[WHAT TO PRODUCE]:
Print the data exactly, leaving nothing out.

________________________________________

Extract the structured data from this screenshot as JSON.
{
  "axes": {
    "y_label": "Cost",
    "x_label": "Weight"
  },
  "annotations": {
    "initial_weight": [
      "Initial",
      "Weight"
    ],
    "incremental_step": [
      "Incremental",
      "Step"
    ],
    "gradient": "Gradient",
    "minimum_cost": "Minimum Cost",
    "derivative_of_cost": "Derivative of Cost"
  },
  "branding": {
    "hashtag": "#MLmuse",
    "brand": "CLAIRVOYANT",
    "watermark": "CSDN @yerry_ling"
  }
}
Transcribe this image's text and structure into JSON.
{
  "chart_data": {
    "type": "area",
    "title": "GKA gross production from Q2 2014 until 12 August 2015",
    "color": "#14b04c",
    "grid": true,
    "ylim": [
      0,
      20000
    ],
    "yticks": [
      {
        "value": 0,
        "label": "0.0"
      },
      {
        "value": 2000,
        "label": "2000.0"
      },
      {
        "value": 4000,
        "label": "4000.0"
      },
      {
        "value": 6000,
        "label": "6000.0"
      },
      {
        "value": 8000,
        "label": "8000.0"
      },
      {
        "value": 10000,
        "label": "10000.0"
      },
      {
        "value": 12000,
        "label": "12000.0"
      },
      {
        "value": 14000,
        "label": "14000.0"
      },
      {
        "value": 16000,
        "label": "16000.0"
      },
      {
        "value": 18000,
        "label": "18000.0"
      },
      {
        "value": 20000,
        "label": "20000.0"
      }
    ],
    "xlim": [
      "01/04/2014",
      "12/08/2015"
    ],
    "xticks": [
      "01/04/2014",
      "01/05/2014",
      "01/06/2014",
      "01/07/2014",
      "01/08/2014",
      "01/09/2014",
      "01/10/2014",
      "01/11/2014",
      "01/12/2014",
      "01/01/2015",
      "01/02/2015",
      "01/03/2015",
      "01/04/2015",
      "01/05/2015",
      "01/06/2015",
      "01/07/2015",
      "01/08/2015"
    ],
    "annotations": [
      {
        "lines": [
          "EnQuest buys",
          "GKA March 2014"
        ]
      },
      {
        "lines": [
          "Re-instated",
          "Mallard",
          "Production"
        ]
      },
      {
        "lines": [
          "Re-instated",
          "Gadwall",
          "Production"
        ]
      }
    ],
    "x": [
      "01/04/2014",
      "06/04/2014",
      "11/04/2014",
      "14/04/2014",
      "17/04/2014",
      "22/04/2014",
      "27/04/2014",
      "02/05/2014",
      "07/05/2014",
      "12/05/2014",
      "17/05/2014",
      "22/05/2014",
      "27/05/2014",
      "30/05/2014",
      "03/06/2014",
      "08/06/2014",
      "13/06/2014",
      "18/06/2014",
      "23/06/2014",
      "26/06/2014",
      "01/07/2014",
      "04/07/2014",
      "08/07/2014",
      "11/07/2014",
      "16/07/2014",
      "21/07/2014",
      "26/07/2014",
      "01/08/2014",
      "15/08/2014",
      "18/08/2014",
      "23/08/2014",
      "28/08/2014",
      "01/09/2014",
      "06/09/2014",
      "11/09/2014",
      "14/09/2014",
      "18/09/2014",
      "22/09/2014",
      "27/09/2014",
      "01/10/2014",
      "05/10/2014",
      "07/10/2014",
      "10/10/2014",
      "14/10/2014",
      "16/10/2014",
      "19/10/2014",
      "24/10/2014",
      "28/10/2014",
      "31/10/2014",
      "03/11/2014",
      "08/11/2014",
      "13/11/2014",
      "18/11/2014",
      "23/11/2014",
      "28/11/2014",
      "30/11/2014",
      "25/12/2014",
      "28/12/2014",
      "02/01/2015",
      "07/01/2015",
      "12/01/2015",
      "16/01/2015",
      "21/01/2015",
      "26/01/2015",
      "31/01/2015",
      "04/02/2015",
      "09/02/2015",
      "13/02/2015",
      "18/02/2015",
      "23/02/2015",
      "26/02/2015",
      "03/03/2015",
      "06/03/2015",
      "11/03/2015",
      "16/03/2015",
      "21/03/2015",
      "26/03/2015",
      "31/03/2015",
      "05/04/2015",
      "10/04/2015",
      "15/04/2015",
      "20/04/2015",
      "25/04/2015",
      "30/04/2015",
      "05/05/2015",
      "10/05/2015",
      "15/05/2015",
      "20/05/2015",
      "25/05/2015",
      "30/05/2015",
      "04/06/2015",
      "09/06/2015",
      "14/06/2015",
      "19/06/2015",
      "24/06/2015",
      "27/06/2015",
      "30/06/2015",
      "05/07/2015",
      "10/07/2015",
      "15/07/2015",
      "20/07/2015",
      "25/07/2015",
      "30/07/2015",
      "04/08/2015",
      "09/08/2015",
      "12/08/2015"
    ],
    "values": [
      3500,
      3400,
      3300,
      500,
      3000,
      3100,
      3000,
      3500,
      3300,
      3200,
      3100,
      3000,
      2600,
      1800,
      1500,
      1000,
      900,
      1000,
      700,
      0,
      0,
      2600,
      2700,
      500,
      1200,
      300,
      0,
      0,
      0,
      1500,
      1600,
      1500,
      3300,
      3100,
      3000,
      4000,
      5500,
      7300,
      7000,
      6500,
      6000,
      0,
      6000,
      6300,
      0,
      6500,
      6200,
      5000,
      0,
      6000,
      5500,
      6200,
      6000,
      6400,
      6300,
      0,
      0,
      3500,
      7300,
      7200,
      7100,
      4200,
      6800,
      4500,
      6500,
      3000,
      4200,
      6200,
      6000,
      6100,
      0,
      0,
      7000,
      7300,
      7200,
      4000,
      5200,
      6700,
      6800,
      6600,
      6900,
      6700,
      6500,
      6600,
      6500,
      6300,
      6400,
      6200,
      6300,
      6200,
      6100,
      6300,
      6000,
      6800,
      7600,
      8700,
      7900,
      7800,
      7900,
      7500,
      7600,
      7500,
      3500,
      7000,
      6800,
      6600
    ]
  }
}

________________________________________

[WRITTEN ANSWER]:
Extract the structured data from this screenshot as JSON.
{
  "axes": {
    "y_label": "Cost",
    "x_label": "Weight"
  },
  "annotations": {
    "initial_weight": [
      "Initial",
      "Weight"
    ],
    "incremental_step": [
      "Incremental",
      "Step"
    ],
    "gradient": "Gradient",
    "minimum_cost": "Minimum Cost",
    "derivative_of_cost": "Derivative of Cost"
  },
  "branding": {
    "hashtag": "#MLmuse",
    "brand": "CLAIRVOYANT",
    "watermark": "CSDN @yerry_ling"
  }
}
Transcribe this image's text and structure into JSON.
{
  "chart_data": {
    "type": "area",
    "title": "GKA gross production from Q2 2014 until 12 August 2015",
    "color": "#14b04c",
    "grid": true,
    "ylim": [
      0,
      20000
    ],
    "yticks": [
      {
        "value": 0,
        "label": "0.0"
      },
      {
        "value": 2000,
        "label": "2000.0"
      },
      {
        "value": 4000,
        "label": "4000.0"
      },
      {
        "value": 6000,
        "label": "6000.0"
      },
      {
        "value": 8000,
        "label": "8000.0"
      },
      {
        "value": 10000,
        "label": "10000.0"
      },
      {
        "value": 12000,
        "label": "12000.0"
      },
      {
        "value": 14000,
        "label": "14000.0"
      },
      {
        "value": 16000,
        "label": "16000.0"
      },
      {
        "value": 18000,
        "label": "18000.0"
      },
      {
        "value": 20000,
        "label": "20000.0"
      }
    ],
    "xlim": [
      "01/04/2014",
      "12/08/2015"
    ],
    "xticks": [
      "01/04/2014",
      "01/05/2014",
      "01/06/2014",
      "01/07/2014",
      "01/08/2014",
      "01/09/2014",
      "01/10/2014",
      "01/11/2014",
      "01/12/2014",
      "01/01/2015",
      "01/02/2015",
      "01/03/2015",
      "01/04/2015",
      "01/05/2015",
      "01/06/2015",
      "01/07/2015",
      "01/08/2015"
    ],
    "annotations": [
      {
        "lines": [
          "EnQuest buys",
          "GKA March 2014"
        ]
      },
      {
        "lines": [
          "Re-instated",
          "Mallard",
          "Production"
        ]
      },
      {
        "lines": [
          "Re-instated",
          "Gadwall",
          "Production"
        ]
      }
    ],
    "x": [
      "01/04/2014",
      "06/04/2014",
      "11/04/2014",
      "14/04/2014",
      "17/04/2014",
      "22/04/2014",
      "27/04/2014",
      "02/05/2014",
      "07/05/2014",
      "12/05/2014",
      "17/05/2014",
      "22/05/2014",
      "27/05/2014",
      "30/05/2014",
      "03/06/2014",
      "08/06/2014",
      "13/06/2014",
      "18/06/2014",
      "23/06/2014",
      "26/06/2014",
      "01/07/2014",
      "04/07/2014",
      "08/07/2014",
      "11/07/2014",
      "16/07/2014",
      "21/07/2014",
      "26/07/2014",
      "01/08/2014",
      "15/08/2014",
      "18/08/2014",
      "23/08/2014",
      "28/08/2014",
      "01/09/2014",
      "06/09/2014",
      "11/09/2014",
      "14/09/2014",
      "18/09/2014",
      "22/09/2014",
      "27/09/2014",
      "01/10/2014",
      "05/10/2014",
      "07/10/2014",
      "10/10/2014",
      "14/10/2014",
      "16/10/2014",
      "19/10/2014",
      "24/10/2014",
      "28/10/2014",
      "31/10/2014",
      "03/11/2014",
      "08/11/2014",
      "13/11/2014",
      "18/11/2014",
      "23/11/2014",
      "28/11/2014",
      "30/11/2014",
      "25/12/2014",
      "28/12/2014",
      "02/01/2015",
      "07/01/2015",
      "12/01/2015",
      "16/01/2015",
      "21/01/2015",
      "26/01/2015",
      "31/01/2015",
      "04/02/2015",
      "09/02/2015",
      "13/02/2015",
      "18/02/2015",
      "23/02/2015",
      "26/02/2015",
      "03/03/2015",
      "06/03/2015",
      "11/03/2015",
      "16/03/2015",
      "21/03/2015",
      "26/03/2015",
      "31/03/2015",
      "05/04/2015",
      "10/04/2015",
      "15/04/2015",
      "20/04/2015",
      "25/04/2015",
      "30/04/2015",
      "05/05/2015",
      "10/05/2015",
      "15/05/2015",
      "20/05/2015",
      "25/05/2015",
      "30/05/2015",
      "04/06/2015",
      "09/06/2015",
      "14/06/2015",
      "19/06/2015",
      "24/06/2015",
      "27/06/2015",
      "30/06/2015",
      "05/07/2015",
      "10/07/2015",
      "15/07/2015",
      "20/07/2015",
      "25/07/2015",
      "30/07/2015",
      "04/08/2015",
      "09/08/2015",
      "12/08/2015"
    ],
    "values": [
      3500,
      3400,
      3300,
      500,
      3000,
      3100,
      3000,
      3500,
      3300,
      3200,
      3100,
      3000,
      2600,
      1800,
      1500,
      1000,
      900,
      1000,
      700,
      0,
      0,
      2600,
      2700,
      500,
      1200,
      300,
      0,
      0,
      0,
      1500,
      1600,
      1500,
      3300,
      3100,
      3000,
      4000,
      5500,
      7300,
      7000,
      6500,
      6000,
      0,
      6000,
      6300,
      0,
      6500,
      6200,
      5000,
      0,
      6000,
      5500,
      6200,
      6000,
      6400,
      6300,
      0,
      0,
      3500,
      7300,
      7200,
      7100,
      4200,
      6800,
      4500,
      6500,
      3000,
      4200,
      6200,
      6000,
      6100,
      0,
      0,
      7000,
      7300,
      7200,
      4000,
      5200,
      6700,
      6800,
      6600,
      6900,
      6700,
      6500,
      6600,
      6500,
      6300,
      6400,
      6200,
      6300,
      6200,
      6100,
      6300,
      6000,
      6800,
      7600,
      8700,
      7900,
      7800,
      7900,
      7500,
      7600,
      7500,
      3500,
      7000,
      6800,
      6600
    ]
  }
}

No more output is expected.